** Exercise **
Starting at the line that contains "Decode this image", return every line through the end of the entries below, exactly and with nothing else.

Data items
══════
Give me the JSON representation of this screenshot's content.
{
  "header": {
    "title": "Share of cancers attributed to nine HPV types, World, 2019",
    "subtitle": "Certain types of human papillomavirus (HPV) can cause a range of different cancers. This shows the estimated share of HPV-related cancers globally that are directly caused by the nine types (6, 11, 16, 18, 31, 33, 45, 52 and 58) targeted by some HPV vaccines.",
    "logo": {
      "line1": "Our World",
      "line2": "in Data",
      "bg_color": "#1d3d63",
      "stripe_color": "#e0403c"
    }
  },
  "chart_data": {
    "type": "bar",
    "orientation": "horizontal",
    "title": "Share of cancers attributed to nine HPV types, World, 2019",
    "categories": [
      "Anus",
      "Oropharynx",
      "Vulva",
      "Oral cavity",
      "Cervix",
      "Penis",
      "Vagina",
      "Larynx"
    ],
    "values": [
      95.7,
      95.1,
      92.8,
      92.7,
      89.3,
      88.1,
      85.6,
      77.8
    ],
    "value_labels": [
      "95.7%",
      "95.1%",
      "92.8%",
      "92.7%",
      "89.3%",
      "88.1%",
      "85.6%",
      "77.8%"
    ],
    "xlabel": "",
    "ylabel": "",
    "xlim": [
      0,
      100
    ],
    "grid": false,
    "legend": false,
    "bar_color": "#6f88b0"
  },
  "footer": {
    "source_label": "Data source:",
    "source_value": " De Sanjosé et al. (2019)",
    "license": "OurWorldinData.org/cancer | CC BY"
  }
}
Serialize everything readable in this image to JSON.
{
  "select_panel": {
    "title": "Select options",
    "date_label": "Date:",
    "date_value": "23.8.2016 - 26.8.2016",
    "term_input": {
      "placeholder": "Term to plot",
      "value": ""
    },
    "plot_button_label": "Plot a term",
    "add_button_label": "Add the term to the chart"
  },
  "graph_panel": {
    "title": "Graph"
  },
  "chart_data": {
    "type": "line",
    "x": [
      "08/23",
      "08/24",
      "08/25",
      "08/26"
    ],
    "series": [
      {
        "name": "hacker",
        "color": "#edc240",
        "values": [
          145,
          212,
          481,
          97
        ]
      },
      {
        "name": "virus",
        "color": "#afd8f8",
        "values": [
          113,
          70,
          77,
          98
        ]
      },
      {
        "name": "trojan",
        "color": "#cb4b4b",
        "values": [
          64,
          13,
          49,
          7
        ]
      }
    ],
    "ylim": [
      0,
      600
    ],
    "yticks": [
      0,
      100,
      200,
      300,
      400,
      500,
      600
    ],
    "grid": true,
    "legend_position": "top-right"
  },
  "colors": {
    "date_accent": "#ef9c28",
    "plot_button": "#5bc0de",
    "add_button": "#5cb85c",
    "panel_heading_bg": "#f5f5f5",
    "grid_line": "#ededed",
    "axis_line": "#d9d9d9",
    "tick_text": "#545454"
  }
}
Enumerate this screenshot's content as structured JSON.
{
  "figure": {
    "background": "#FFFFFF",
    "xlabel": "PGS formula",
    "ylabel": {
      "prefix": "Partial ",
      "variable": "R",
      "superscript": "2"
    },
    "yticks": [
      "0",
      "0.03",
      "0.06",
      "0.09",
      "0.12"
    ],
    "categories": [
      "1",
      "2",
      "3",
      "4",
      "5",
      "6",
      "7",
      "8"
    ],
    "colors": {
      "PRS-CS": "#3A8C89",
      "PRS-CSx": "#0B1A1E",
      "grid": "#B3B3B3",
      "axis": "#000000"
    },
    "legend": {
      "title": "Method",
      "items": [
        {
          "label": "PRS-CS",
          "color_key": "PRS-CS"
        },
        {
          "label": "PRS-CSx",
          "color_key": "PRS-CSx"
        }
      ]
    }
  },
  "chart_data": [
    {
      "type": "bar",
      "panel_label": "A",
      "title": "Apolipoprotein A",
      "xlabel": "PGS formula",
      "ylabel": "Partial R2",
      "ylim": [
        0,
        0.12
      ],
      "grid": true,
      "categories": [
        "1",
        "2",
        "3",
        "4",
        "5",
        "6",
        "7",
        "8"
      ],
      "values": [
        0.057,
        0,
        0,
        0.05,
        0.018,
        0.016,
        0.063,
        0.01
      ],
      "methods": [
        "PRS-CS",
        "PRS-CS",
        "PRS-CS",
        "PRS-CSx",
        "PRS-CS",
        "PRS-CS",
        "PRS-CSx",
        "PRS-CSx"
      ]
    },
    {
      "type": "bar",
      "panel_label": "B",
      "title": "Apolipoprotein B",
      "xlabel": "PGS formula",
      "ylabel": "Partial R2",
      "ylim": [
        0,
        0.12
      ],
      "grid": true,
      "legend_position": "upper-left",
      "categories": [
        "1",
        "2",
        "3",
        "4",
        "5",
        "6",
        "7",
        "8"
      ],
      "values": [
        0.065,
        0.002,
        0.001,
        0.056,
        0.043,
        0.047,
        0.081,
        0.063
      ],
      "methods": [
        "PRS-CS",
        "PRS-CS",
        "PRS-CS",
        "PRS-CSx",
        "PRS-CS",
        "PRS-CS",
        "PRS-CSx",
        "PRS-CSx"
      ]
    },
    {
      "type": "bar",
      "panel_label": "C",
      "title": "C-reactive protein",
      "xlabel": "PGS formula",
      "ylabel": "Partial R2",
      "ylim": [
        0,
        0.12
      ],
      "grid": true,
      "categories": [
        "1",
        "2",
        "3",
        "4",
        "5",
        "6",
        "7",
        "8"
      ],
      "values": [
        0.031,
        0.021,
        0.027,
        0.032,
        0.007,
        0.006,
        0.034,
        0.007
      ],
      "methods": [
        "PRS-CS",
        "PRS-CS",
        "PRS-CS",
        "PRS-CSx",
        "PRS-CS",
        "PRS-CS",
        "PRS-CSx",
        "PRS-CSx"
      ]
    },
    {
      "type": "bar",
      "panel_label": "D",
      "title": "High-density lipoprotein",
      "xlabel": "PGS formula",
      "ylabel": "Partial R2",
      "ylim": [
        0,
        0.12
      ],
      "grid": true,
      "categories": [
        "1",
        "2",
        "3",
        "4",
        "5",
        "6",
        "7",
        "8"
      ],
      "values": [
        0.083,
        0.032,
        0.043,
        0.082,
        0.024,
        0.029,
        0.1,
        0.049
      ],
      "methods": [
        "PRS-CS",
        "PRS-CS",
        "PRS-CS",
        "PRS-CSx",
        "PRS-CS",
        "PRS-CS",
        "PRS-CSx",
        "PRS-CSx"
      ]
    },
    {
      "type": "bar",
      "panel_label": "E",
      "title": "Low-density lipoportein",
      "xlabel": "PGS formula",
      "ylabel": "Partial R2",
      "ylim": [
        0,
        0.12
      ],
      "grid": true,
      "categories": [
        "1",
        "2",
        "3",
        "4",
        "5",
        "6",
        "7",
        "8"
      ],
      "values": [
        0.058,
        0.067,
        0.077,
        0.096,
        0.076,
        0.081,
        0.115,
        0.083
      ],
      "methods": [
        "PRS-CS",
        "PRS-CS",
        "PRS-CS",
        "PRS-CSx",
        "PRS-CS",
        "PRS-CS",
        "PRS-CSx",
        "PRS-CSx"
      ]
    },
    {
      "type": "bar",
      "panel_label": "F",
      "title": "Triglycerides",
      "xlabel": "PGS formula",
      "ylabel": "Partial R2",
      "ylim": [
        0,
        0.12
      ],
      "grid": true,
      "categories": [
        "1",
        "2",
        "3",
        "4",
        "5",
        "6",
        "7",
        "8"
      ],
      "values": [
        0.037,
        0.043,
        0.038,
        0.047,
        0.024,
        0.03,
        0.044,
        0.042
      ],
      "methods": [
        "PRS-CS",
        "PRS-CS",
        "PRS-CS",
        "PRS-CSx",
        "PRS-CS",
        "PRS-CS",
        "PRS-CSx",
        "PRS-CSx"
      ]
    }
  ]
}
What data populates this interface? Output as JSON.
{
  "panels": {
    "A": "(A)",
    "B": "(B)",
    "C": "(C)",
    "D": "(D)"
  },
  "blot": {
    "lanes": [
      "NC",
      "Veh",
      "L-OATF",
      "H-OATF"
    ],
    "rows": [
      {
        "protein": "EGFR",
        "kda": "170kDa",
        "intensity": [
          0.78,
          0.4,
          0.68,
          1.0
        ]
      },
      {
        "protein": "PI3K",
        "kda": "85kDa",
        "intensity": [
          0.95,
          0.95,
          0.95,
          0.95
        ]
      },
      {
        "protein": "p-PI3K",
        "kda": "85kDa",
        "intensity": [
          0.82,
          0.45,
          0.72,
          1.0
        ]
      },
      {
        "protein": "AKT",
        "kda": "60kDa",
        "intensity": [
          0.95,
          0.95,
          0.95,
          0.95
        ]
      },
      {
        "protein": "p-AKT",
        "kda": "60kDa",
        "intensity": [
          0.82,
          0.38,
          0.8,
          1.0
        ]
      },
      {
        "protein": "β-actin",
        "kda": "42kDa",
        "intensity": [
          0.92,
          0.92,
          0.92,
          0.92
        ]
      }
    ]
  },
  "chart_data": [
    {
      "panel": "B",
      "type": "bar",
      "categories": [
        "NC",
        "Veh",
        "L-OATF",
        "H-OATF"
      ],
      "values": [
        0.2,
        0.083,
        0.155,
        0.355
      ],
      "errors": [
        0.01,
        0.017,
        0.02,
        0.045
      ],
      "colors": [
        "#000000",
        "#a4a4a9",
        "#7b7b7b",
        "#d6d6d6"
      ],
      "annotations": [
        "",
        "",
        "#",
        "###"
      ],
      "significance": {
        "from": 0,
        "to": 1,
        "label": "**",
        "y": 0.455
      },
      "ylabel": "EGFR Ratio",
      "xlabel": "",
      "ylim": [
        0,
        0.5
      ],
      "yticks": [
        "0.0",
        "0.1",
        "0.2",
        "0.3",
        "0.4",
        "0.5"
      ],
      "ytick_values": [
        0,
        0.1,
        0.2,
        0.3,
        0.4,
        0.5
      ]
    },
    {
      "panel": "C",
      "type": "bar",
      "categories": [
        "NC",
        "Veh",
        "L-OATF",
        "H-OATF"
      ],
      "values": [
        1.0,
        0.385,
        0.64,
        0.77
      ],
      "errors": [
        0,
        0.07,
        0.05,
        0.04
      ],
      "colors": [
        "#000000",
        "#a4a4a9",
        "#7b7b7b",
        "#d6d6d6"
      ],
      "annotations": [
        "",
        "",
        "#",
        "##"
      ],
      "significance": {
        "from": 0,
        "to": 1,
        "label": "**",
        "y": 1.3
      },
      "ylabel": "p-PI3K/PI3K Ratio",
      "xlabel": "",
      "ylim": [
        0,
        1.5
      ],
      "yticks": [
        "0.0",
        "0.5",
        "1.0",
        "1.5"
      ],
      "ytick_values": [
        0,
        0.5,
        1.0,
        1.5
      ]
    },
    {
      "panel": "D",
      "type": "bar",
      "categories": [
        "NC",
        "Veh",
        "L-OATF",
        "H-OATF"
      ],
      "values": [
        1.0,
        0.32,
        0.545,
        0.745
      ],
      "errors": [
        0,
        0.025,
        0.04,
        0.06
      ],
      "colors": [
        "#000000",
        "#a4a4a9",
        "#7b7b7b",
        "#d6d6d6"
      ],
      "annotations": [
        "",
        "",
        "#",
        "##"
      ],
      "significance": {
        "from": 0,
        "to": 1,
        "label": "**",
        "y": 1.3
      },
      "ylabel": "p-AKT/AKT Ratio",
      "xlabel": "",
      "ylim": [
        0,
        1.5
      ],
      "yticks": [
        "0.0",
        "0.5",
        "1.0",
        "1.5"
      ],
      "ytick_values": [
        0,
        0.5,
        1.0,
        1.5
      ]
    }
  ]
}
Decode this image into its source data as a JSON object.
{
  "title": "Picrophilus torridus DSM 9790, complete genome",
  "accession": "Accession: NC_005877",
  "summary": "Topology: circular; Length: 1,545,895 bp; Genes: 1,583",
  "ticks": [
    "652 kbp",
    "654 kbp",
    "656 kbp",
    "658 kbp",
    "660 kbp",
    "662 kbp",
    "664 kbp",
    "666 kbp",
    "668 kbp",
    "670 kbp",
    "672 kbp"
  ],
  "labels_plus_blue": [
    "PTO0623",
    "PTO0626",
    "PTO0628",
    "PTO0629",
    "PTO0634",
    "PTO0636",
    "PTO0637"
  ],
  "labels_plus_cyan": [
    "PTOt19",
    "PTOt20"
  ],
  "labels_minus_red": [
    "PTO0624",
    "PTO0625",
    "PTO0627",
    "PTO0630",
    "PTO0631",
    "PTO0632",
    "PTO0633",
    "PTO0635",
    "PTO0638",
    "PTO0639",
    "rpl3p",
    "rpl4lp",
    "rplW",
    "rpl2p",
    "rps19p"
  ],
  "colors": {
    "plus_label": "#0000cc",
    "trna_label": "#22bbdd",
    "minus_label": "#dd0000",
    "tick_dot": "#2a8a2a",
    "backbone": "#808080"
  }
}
══════
** Answer to this problem **
Decode this image into its source data as a JSON object.
{
  "title": "Picrophilus torridus DSM 9790, complete genome",
  "accession": "Accession: NC_005877",
  "summary": "Topology: circular; Length: 1,545,895 bp; Genes: 1,583",
  "ticks": [
    "652 kbp",
    "654 kbp",
    "656 kbp",
    "658 kbp",
    "660 kbp",
    "662 kbp",
    "664 kbp",
    "666 kbp",
    "668 kbp",
    "670 kbp",
    "672 kbp"
  ],
  "labels_plus_blue": [
    "PTO0623",
    "PTO0626",
    "PTO0628",
    "PTO0629",
    "PTO0634",
    "PTO0636",
    "PTO0637"
  ],
  "labels_plus_cyan": [
    "PTOt19",
    "PTOt20"
  ],
  "labels_minus_red": [
    "PTO0624",
    "PTO0625",
    "PTO0627",
    "PTO0630",
    "PTO0631",
    "PTO0632",
    "PTO0633",
    "PTO0635",
    "PTO0638",
    "PTO0639",
    "rpl3p",
    "rpl4lp",
    "rplW",
    "rpl2p",
    "rps19p"
  ],
  "colors": {
    "plus_label": "#0000cc",
    "trna_label": "#22bbdd",
    "minus_label": "#dd0000",
    "tick_dot": "#2a8a2a",
    "backbone": "#808080"
  }
}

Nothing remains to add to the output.